— START OF Materials provided —

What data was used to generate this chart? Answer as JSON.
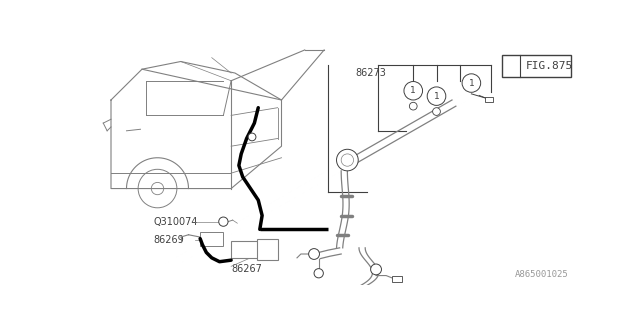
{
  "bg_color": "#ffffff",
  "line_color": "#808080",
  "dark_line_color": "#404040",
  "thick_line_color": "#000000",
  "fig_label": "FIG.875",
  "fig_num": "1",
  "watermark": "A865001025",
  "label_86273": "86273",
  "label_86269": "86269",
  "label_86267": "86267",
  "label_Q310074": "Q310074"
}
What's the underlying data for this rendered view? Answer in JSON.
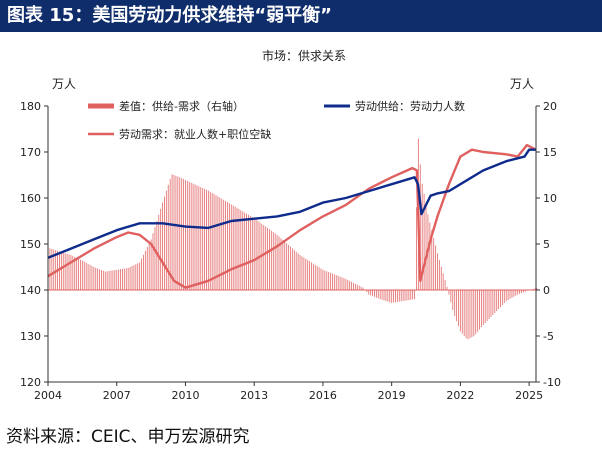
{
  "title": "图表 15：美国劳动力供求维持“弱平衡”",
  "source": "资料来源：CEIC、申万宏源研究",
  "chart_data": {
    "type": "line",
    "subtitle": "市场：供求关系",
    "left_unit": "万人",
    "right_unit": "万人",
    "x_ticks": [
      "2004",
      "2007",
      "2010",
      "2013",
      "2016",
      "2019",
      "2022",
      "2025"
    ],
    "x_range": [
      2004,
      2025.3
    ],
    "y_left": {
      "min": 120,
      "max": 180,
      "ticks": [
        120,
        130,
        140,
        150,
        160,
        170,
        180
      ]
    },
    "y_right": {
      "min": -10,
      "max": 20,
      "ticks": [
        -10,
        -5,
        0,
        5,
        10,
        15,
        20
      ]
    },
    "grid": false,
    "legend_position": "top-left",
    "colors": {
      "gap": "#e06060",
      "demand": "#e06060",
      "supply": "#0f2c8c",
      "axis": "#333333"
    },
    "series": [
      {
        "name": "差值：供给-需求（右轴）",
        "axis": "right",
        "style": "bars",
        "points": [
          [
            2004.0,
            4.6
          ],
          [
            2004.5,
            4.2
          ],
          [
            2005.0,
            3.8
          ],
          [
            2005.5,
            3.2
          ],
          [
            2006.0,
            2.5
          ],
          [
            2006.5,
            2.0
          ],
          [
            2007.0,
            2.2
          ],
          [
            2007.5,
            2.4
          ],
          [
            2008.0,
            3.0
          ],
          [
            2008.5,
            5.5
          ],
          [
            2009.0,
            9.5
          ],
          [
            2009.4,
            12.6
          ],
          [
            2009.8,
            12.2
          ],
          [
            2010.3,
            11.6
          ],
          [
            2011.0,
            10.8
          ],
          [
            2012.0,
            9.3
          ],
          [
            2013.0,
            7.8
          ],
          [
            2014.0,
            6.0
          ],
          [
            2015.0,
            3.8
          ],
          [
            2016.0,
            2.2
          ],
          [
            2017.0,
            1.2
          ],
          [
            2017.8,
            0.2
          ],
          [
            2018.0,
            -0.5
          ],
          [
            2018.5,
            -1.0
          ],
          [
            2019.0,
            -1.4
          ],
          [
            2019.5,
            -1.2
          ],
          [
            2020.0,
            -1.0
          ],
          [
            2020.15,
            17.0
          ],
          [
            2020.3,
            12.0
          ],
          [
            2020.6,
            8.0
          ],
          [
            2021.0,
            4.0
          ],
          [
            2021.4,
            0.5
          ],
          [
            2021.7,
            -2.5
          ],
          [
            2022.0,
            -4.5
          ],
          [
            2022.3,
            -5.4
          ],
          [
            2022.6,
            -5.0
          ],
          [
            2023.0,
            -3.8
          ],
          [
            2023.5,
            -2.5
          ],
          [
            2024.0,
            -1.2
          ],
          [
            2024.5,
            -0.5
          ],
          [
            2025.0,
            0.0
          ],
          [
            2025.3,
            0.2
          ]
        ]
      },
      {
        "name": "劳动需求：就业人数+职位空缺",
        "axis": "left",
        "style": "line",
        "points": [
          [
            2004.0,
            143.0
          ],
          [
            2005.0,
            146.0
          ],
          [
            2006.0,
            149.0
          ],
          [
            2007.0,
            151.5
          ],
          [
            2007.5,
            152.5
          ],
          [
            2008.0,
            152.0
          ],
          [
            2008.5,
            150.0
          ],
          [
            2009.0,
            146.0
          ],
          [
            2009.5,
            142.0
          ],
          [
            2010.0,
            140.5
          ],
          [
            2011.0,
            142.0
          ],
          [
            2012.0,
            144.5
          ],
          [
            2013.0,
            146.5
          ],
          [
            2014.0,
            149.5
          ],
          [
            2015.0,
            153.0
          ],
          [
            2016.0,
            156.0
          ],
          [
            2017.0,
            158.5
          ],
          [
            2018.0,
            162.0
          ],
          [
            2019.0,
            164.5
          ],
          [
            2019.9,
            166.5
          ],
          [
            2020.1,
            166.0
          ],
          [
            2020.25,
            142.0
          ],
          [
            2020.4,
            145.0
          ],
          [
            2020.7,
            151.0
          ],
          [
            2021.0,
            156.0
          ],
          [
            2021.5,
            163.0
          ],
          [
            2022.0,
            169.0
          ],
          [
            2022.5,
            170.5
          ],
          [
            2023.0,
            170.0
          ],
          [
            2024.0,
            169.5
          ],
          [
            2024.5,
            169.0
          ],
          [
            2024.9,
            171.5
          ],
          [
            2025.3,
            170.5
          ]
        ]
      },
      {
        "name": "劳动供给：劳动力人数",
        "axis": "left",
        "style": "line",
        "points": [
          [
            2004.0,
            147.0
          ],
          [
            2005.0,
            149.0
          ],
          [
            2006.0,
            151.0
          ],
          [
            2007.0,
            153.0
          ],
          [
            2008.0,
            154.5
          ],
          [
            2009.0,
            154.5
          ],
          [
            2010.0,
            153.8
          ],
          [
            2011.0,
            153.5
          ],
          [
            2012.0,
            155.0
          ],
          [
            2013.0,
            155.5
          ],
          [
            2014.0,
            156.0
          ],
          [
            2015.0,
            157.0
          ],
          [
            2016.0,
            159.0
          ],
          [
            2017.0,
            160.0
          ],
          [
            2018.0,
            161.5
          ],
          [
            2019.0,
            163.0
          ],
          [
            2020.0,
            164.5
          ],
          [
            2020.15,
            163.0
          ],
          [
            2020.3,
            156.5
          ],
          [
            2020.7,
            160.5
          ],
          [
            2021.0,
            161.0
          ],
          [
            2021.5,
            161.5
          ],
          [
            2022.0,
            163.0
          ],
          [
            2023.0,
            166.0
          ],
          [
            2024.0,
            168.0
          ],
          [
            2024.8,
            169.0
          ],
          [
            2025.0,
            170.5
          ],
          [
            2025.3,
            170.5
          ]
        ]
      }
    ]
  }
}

— END OF Materials provided —

◆ **Directions**: Count every line of the records that holds "this". State the number, nothing else.

◆ **Output**: 2